Instructions to follow
Identify all lines below that hold "JSON" and collect them.

Listed entries
'''

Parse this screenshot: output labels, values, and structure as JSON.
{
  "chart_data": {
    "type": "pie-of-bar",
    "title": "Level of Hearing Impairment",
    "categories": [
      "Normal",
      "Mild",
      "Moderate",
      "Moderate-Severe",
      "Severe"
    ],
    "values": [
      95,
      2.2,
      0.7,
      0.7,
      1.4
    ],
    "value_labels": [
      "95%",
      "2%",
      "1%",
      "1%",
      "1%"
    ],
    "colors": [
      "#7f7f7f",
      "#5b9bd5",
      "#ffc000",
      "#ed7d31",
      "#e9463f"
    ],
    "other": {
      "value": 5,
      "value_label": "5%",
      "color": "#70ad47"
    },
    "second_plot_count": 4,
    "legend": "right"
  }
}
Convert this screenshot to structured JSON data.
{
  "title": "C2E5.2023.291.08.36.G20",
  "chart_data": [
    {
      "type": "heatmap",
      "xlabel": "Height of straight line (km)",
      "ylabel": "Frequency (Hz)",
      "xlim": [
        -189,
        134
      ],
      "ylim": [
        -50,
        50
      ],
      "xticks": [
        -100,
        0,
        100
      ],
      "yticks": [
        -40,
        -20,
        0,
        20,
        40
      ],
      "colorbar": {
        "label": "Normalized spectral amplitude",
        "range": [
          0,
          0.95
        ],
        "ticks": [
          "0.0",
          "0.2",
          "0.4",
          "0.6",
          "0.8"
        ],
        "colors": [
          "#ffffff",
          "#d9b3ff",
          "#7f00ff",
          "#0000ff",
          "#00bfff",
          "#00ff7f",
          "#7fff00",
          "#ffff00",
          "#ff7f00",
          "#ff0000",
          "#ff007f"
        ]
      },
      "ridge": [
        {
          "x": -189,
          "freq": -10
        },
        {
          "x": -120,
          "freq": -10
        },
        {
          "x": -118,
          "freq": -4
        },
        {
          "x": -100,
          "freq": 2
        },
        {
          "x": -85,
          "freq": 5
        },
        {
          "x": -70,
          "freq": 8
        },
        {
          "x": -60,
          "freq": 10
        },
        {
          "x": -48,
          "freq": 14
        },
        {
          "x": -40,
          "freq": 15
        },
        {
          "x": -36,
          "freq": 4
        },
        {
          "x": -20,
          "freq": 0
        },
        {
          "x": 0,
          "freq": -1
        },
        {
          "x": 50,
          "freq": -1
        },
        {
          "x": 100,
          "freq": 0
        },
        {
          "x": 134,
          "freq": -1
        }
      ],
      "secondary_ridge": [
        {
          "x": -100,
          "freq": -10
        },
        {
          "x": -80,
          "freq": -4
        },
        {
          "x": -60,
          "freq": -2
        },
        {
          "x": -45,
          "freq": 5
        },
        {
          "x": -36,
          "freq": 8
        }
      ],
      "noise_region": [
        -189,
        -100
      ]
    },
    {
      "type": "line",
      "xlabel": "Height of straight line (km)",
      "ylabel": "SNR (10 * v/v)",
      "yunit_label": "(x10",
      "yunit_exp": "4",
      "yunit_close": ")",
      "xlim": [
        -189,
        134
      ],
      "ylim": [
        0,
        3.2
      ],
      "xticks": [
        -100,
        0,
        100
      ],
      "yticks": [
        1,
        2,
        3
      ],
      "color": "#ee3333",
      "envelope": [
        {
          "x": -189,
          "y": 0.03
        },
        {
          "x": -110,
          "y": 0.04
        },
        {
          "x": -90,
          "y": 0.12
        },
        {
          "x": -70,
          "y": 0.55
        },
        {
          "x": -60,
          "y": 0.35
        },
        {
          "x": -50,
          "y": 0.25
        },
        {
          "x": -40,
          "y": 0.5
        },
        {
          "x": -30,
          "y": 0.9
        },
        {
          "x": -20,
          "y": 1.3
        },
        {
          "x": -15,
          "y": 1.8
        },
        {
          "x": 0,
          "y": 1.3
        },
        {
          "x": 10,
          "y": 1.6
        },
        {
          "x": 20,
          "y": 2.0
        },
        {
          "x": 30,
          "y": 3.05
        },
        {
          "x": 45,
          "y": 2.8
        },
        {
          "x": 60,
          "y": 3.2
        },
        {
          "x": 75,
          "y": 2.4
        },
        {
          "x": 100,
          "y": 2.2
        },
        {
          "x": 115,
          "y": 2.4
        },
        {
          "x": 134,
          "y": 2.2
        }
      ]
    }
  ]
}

'''

Result of the exercise
Parse this screenshot: output labels, values, and structure as JSON.
Convert this screenshot to structured JSON data.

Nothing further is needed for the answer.